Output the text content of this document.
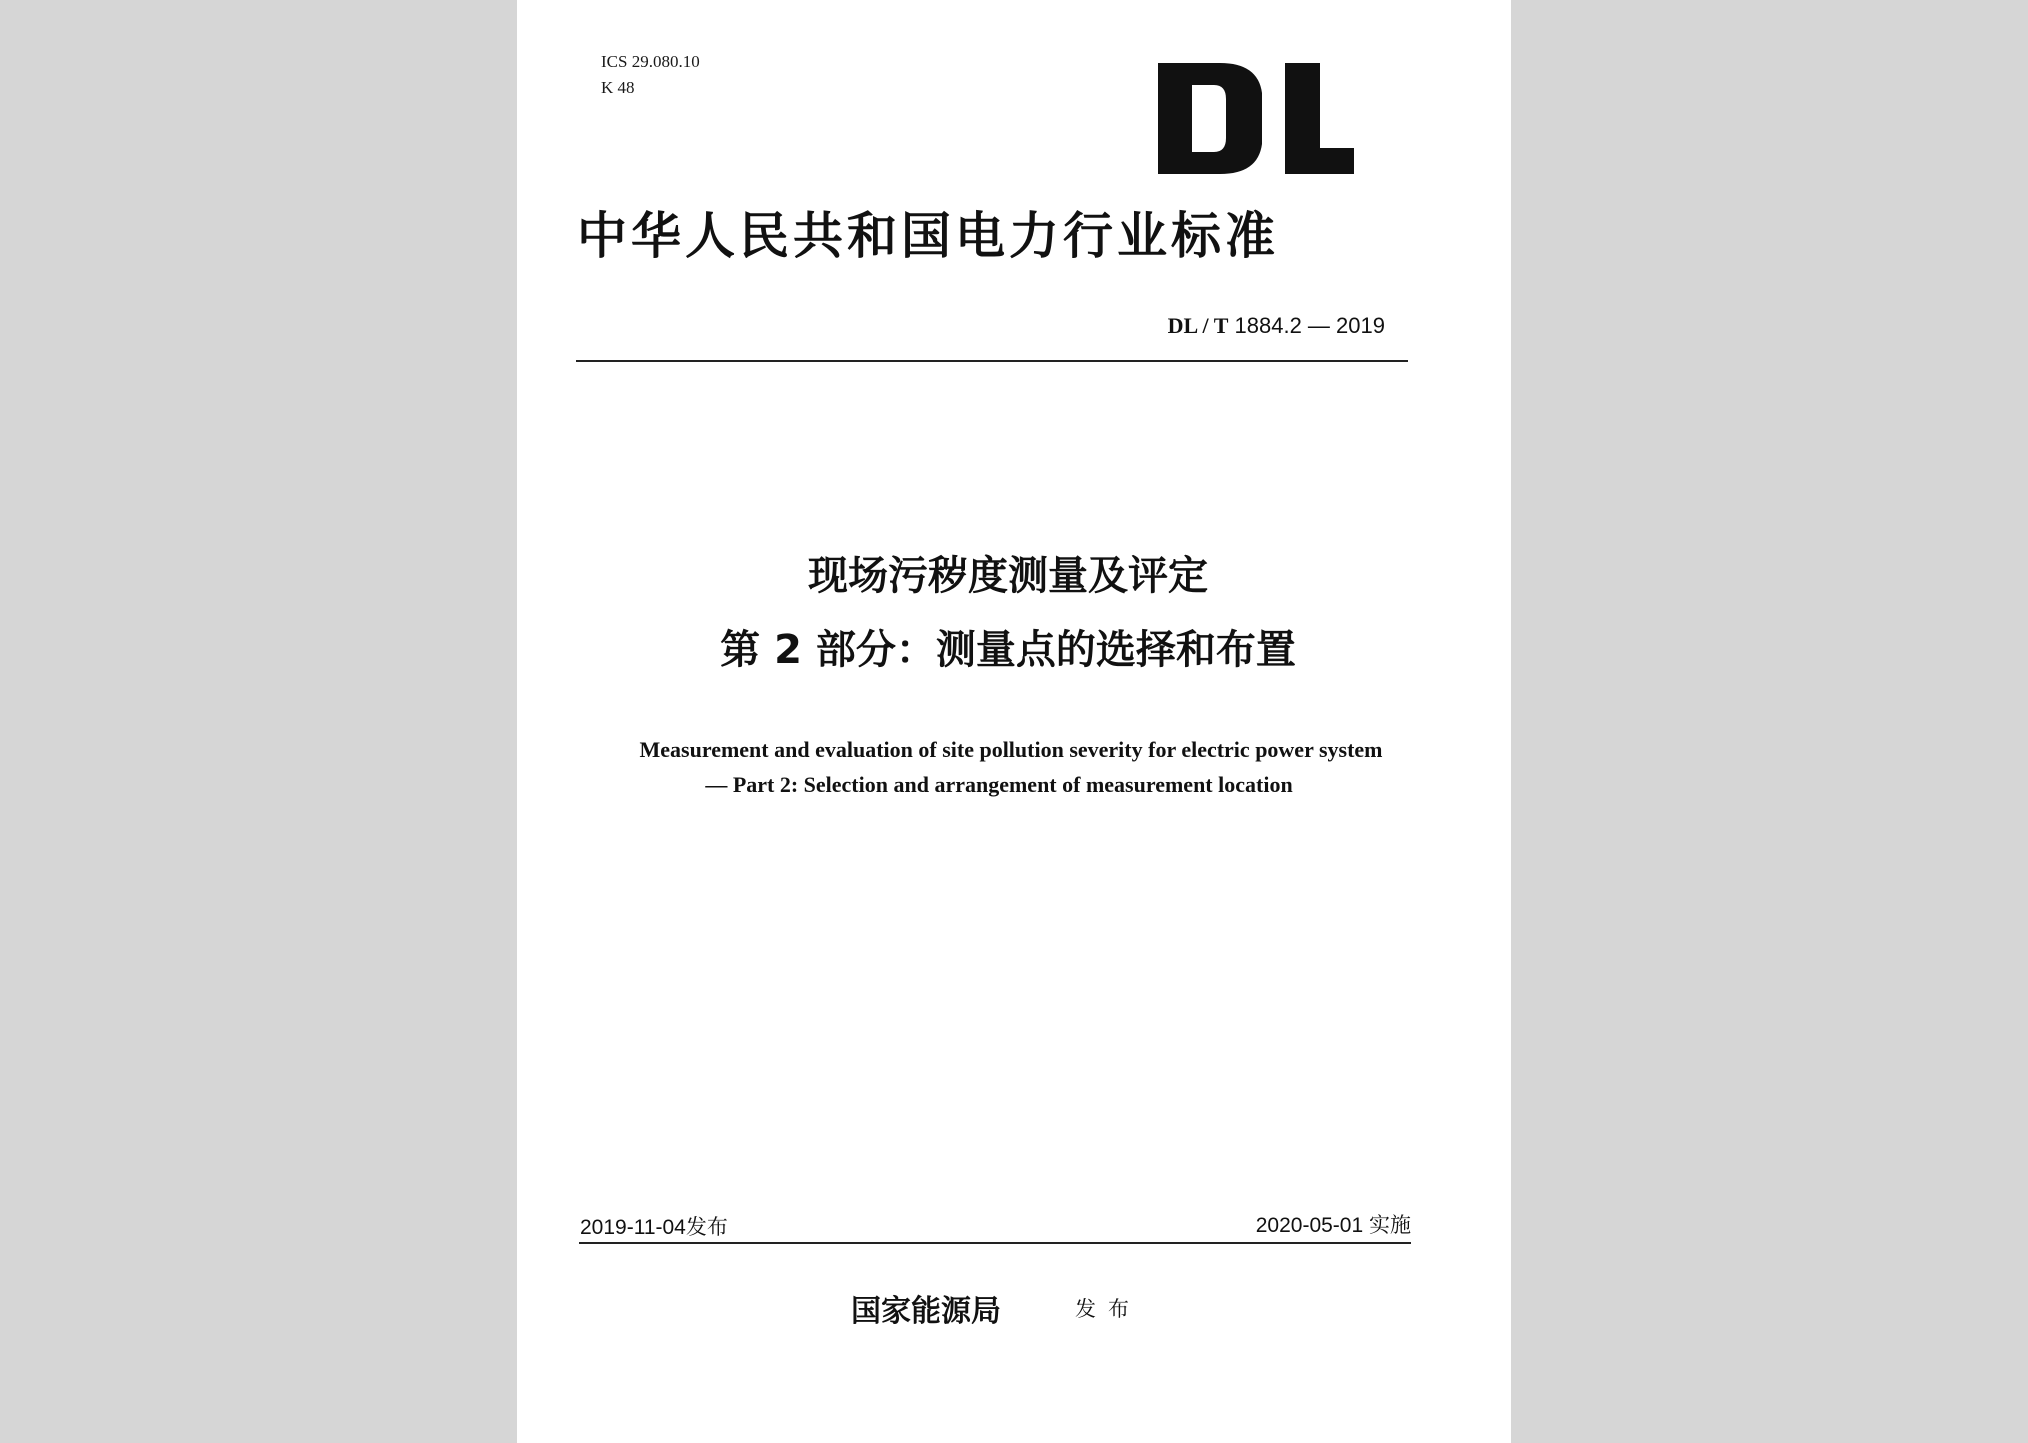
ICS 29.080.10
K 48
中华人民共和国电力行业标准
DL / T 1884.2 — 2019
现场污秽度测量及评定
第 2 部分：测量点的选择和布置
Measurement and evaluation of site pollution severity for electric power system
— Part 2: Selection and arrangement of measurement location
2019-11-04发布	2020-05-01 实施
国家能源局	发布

══════

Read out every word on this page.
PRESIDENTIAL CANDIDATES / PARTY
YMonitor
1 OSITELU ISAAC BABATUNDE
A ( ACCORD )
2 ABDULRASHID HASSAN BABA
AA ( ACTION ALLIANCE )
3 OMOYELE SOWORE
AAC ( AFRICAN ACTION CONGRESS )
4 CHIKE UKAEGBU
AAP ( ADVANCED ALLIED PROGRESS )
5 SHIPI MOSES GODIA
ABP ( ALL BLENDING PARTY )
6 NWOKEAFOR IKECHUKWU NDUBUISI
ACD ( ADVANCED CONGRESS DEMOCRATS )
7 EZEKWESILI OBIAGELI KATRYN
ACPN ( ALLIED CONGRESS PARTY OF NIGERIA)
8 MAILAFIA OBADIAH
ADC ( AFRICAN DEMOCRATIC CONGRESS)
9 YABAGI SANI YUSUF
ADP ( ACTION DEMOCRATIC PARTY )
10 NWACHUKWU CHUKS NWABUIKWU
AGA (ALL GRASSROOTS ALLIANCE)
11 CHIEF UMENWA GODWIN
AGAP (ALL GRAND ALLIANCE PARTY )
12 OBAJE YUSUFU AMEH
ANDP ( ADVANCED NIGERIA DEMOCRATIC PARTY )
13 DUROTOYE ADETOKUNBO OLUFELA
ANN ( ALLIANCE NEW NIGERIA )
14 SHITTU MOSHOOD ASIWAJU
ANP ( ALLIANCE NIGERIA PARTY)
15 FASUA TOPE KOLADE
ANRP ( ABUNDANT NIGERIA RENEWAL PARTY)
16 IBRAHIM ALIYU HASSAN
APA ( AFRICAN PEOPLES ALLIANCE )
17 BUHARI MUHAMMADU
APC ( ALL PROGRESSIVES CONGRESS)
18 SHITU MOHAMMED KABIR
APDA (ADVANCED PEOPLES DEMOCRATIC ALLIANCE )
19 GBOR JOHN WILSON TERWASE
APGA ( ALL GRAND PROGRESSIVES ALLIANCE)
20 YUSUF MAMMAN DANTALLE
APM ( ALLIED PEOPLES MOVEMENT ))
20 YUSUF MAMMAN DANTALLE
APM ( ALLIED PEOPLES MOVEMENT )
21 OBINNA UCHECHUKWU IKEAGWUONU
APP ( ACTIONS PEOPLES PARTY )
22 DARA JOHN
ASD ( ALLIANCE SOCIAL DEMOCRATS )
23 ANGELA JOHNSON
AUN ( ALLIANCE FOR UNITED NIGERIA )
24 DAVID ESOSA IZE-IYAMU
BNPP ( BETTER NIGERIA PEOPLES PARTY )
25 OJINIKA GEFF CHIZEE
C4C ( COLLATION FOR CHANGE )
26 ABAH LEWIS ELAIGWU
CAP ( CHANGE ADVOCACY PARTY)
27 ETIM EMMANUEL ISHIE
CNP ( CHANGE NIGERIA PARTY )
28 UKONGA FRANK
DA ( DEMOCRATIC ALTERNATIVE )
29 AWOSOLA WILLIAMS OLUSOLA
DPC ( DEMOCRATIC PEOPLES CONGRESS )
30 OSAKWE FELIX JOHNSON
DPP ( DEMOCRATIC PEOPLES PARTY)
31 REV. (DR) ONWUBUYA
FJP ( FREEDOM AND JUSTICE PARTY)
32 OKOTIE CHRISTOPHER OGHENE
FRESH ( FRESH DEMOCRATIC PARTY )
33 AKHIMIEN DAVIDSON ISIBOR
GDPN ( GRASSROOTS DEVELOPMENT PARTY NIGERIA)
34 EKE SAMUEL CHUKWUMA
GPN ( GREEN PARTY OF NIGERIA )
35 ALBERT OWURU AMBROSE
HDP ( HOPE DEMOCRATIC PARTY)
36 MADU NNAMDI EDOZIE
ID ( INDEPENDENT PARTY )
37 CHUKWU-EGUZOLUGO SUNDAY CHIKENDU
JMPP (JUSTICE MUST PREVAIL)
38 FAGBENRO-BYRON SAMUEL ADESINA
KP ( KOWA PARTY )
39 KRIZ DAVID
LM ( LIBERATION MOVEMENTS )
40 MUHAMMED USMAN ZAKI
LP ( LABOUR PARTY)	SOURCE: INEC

══════

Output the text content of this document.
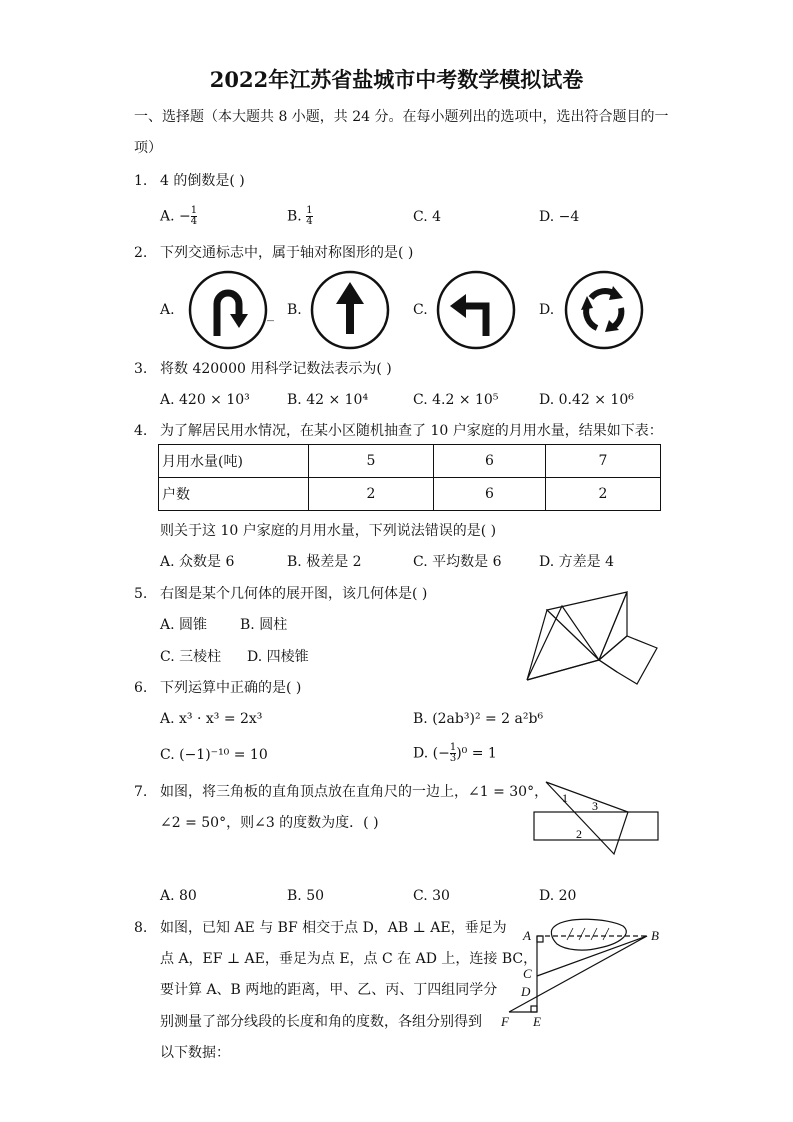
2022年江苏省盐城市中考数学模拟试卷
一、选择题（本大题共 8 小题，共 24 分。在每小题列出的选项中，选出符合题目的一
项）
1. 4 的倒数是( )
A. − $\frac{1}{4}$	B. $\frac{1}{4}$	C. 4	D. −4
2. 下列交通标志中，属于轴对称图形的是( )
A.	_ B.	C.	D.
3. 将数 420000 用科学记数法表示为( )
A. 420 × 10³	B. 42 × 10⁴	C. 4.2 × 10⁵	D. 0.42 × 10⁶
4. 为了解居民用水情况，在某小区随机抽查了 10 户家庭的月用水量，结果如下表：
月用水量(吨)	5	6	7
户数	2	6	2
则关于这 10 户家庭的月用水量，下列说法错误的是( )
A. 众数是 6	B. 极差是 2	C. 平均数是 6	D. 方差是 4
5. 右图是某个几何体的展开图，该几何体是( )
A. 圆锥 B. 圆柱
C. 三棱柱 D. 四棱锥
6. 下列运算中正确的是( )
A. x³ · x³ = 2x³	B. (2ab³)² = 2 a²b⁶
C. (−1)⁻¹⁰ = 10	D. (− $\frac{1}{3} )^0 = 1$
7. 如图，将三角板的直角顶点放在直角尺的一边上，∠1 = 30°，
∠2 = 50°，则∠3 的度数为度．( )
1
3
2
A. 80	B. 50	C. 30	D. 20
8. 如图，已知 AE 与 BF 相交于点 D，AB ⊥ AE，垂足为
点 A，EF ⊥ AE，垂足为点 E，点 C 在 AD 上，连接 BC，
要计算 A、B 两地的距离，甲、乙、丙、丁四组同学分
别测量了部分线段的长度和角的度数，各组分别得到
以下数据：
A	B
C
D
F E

══════

● Short exercise: Scan the material line by line and report each one that contains "PROGRESSIVES".

● Written reply:
APC ( ALL PROGRESSIVES CONGRESS)
APGA ( ALL GRAND PROGRESSIVES ALLIANCE)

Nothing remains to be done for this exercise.